SET PROBLEM = From the listing below, pull out all lines with "ymax" in them.

SUPPLIED RECORDS =

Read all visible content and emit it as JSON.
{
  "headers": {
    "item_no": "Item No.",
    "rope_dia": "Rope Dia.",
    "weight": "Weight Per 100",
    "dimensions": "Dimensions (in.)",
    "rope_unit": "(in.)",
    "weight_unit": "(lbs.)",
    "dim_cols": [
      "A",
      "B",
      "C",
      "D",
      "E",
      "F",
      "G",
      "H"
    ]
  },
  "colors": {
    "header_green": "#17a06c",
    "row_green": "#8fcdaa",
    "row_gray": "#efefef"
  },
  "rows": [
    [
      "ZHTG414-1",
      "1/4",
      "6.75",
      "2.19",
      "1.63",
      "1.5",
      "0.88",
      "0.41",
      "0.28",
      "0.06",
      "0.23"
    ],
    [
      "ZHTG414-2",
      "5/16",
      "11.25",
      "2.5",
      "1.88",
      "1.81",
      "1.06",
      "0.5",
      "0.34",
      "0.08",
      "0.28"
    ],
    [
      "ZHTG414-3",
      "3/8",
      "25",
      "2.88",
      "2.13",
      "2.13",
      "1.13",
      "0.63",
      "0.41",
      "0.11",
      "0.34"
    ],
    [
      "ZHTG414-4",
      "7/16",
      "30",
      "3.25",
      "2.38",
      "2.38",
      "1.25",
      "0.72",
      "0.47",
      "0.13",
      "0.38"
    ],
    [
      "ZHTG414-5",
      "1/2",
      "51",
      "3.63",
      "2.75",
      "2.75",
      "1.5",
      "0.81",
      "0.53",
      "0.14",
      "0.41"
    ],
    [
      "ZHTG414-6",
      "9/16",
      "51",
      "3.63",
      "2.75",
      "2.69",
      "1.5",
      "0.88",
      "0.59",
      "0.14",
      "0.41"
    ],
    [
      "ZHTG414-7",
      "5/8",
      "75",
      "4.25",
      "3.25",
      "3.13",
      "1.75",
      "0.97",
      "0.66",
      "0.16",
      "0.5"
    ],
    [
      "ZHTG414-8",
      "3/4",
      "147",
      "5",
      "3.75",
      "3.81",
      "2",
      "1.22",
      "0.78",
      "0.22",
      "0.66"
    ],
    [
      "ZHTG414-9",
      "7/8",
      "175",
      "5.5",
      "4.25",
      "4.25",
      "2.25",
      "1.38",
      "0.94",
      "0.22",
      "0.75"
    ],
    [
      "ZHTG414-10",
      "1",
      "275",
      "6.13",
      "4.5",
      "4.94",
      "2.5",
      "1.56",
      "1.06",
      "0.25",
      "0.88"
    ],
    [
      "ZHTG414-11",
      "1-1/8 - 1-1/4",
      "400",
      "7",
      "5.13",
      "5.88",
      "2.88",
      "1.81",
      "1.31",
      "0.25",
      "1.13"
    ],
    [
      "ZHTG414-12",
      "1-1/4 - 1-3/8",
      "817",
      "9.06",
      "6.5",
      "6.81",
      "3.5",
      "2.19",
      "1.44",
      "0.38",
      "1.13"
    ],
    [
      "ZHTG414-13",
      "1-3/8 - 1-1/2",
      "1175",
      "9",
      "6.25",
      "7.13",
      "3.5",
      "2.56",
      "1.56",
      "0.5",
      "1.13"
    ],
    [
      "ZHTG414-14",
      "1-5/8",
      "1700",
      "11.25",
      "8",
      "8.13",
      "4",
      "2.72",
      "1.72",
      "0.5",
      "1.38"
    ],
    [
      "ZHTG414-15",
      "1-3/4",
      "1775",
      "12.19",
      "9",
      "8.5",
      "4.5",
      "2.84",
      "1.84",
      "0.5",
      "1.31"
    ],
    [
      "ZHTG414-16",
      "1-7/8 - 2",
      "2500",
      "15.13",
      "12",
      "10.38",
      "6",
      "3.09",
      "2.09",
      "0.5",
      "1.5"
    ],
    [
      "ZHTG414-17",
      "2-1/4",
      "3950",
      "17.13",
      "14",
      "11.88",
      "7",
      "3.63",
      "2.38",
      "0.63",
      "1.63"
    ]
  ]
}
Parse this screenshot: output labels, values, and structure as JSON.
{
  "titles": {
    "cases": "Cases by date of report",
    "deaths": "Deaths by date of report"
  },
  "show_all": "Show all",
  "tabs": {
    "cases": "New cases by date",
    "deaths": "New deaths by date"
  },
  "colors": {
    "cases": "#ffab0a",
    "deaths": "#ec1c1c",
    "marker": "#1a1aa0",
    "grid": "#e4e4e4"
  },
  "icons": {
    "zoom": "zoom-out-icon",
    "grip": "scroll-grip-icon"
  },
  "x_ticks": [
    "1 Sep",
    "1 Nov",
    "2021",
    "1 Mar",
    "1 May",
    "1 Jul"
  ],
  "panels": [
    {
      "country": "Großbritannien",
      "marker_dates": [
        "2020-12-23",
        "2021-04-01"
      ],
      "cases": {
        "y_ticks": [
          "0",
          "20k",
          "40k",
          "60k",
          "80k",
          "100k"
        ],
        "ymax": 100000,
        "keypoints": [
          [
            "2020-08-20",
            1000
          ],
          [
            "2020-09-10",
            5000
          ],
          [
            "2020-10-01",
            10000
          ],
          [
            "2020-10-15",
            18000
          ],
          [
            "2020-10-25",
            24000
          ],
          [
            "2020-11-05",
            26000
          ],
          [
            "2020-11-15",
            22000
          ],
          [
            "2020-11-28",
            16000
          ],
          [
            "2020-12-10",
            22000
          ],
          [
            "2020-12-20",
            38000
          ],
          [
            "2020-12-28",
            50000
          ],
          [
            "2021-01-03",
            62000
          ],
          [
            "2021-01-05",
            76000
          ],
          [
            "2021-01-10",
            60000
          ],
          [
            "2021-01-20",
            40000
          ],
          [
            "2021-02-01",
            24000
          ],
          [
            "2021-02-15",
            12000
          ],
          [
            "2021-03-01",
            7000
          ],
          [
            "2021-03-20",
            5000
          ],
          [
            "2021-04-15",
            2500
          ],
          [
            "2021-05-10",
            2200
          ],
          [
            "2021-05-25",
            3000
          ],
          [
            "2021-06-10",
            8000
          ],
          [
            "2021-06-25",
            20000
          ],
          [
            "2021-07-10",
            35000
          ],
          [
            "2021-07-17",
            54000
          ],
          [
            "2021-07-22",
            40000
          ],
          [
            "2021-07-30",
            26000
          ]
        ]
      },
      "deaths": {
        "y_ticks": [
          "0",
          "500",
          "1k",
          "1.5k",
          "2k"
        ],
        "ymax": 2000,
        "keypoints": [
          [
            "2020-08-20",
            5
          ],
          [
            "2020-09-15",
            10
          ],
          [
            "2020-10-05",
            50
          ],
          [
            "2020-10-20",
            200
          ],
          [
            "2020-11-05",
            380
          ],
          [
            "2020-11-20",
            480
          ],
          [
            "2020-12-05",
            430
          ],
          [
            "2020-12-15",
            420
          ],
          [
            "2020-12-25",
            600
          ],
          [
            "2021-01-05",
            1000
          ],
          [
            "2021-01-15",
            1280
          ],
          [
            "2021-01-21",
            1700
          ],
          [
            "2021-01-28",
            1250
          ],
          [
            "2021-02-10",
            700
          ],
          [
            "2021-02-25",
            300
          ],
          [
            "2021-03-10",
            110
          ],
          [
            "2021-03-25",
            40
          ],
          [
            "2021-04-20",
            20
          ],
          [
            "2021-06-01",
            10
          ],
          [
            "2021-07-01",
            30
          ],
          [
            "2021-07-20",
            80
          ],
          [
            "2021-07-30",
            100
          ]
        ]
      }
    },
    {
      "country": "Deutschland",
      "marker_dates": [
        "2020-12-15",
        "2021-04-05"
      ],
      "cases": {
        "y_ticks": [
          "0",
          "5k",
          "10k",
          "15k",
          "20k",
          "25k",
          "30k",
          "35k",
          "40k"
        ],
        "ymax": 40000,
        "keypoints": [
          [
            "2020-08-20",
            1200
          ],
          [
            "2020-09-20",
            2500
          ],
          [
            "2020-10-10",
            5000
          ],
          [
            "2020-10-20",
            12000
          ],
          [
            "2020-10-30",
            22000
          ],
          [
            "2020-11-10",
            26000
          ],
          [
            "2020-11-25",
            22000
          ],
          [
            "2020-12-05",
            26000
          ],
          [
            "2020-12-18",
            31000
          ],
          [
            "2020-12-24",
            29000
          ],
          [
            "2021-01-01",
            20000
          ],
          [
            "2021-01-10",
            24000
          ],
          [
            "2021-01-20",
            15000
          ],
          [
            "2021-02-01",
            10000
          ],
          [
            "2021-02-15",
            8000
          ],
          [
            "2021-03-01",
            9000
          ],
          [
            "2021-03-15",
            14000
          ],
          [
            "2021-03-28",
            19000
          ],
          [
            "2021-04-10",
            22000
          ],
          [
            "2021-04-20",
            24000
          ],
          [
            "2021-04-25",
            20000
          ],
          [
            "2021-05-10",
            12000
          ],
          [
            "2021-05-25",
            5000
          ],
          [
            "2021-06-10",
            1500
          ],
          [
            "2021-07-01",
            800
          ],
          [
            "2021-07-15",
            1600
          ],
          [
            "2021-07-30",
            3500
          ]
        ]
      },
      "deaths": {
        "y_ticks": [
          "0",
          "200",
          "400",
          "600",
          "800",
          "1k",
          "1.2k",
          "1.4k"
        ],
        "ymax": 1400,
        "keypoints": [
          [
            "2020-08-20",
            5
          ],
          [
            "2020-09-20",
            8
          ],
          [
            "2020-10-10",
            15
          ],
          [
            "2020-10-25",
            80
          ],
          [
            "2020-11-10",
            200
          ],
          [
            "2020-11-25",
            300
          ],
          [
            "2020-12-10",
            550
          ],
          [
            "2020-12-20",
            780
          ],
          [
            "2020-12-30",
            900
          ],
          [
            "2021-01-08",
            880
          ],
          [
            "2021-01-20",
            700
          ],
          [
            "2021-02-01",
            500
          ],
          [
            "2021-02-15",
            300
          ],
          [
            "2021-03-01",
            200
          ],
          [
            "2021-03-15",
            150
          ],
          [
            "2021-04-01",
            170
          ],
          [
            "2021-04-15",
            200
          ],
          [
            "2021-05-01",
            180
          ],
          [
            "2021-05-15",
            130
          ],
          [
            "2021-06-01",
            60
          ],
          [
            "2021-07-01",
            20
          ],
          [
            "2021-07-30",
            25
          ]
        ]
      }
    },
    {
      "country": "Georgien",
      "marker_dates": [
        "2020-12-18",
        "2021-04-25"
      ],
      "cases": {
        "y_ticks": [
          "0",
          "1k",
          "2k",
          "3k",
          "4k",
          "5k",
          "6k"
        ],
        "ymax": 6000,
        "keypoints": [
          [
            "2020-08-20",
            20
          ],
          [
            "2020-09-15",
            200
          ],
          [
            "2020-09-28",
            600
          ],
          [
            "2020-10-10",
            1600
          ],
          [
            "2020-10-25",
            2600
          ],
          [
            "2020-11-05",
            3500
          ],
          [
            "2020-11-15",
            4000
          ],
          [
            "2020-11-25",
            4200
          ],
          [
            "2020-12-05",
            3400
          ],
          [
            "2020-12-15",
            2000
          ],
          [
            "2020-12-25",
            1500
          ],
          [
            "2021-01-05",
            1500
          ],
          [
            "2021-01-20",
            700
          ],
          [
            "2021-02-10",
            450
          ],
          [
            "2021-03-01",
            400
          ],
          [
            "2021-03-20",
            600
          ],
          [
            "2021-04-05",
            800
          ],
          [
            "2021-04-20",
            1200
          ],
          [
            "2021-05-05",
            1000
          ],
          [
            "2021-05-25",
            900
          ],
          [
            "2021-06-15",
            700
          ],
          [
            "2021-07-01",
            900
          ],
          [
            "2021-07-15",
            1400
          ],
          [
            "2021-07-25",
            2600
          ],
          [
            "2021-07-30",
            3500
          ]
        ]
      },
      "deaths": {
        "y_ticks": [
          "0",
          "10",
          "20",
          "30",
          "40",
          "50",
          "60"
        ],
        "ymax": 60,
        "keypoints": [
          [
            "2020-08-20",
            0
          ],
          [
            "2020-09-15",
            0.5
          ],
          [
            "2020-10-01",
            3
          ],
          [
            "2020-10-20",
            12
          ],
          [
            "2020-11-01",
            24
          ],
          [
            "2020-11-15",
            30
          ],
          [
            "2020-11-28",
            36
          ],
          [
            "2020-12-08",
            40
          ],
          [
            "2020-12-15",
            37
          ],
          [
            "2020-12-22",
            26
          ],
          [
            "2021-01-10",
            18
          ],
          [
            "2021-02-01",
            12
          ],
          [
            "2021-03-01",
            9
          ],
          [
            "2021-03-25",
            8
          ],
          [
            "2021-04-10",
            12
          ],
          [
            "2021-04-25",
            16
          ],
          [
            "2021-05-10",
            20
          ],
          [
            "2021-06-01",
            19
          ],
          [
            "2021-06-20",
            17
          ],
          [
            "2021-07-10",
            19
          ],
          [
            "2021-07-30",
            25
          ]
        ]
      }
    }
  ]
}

ANSWER TO THIS TASK =
        "ymax": 100000,
        "ymax": 2000,
        "ymax": 40000,
        "ymax": 1400,
        "ymax": 6000,
        "ymax": 60,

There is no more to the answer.